- **Objective 1**
Retype the records from their first line up to and including the line that contains "slider-label-lat-minutes: LAT_MINUTES <box>276", keeping every character unchanged.

- **Source**

It’s a good thing, I know.
My husband reminds me this as does my father. “You wouldn’t want him calling you in tears
saying he wants to come home, right?”
Correct, I wouldn’t want that.
I’m proud of his maturity and his ability to adapt and I think he’s glad
to get a break from the stressfulness of our household – summers with Sean can
be difficult, a roller coaster ride and not the type that you can’t get enough
of but more the type where your stomach sits in your throat and at the end the
safety harness doesn’t release and you are strapped in having no choice but for
another go around, loop after loop, upside down, right side up, stop and
go.
And then there’s Sean, my sweet, freckled face red head who
at eleven struggles to turn on the DVD player or toast bread. He’s the other end of it all, a child who
can’t survive very long without us – an eleven year old boy that sees a murky
pond in the woods and runs so far ahead of us, kicking up rocks and dust, his
voice wet with tears, crying for his bathing suit – my husband and I unable to
catch the lightening fast, sure-footed boy who runs deeper into the trees and
brush until he falls apart and we follow his screams only to find him
completely lost, unable to remember how to get back home.
He has very little independence, his future weighs heavy on
our hearts, we say things to each other like, and “We have to live a long time.
We have to take care of ourselves. We
can’t die young. Who could take care of
him? All he has is us. Take your vitamins.”
The summer has just started and yet somehow it feels like it
has been an eternity. Sean is with me,
all day. I am not only his mother but
his only companion, his best friend and sometimes I am his nemesis, an angry,
exhausted 43 year old woman who doesn’t want to look at a calendar with him for
the 100th time or go over everyone’s birthdays again – didn’t we
just do that two minutes ago?

- **Exercise inputs**
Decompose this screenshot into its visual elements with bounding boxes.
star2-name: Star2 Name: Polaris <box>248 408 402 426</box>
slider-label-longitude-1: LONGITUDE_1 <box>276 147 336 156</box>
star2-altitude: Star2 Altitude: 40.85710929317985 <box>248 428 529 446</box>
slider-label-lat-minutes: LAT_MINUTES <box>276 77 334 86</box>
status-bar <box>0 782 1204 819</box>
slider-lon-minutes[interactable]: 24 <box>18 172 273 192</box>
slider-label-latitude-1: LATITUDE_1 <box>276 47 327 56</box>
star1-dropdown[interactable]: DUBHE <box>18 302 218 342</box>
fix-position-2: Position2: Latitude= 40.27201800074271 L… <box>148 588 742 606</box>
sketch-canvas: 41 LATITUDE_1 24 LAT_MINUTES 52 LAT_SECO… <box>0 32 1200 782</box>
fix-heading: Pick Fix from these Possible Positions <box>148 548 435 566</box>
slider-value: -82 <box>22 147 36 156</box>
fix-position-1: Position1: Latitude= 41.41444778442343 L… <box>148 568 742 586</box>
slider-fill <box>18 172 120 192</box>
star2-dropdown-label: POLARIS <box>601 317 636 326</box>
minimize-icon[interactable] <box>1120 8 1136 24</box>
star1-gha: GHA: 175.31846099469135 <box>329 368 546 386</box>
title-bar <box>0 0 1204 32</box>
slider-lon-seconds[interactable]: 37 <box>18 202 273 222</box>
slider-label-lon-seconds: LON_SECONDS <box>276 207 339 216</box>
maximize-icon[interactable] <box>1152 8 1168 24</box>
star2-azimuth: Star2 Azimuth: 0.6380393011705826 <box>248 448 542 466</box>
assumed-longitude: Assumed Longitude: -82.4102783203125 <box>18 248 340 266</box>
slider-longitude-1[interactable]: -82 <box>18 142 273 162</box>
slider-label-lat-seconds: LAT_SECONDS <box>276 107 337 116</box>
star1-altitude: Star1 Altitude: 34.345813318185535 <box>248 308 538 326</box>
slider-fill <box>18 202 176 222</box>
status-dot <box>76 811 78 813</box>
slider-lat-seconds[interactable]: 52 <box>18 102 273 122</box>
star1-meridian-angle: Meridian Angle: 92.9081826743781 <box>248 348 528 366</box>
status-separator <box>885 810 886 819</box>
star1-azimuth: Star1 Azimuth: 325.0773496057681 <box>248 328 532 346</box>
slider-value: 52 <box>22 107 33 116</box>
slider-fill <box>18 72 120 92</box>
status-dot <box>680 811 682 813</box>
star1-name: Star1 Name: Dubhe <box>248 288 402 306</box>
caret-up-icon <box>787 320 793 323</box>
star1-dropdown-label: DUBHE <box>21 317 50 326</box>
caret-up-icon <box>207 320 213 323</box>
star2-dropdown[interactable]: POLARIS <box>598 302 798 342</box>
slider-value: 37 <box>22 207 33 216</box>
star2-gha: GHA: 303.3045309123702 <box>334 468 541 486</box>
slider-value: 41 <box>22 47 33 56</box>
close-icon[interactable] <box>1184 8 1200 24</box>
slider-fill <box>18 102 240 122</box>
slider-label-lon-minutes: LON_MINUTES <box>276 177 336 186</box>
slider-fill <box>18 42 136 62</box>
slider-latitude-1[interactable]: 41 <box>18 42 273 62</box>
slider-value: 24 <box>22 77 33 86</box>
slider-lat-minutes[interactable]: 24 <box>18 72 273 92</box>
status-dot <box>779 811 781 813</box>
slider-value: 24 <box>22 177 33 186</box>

- **Objective 2**
In the essay about Sean, what two everyday tasks does he struggle with at eleven?

- **Solution 1**
Decompose this screenshot into its visual elements with bounding boxes.
star2-name: Star2 Name: Polaris <box>248 408 402 426</box>
slider-label-longitude-1: LONGITUDE_1 <box>276 147 336 156</box>
star2-altitude: Star2 Altitude: 40.85710929317985 <box>248 428 529 446</box>
slider-label-lat-minutes: LAT_MINUTES <box>276 77 334 86</box>

- **Solution 2**
Turning on the DVD player and toasting bread.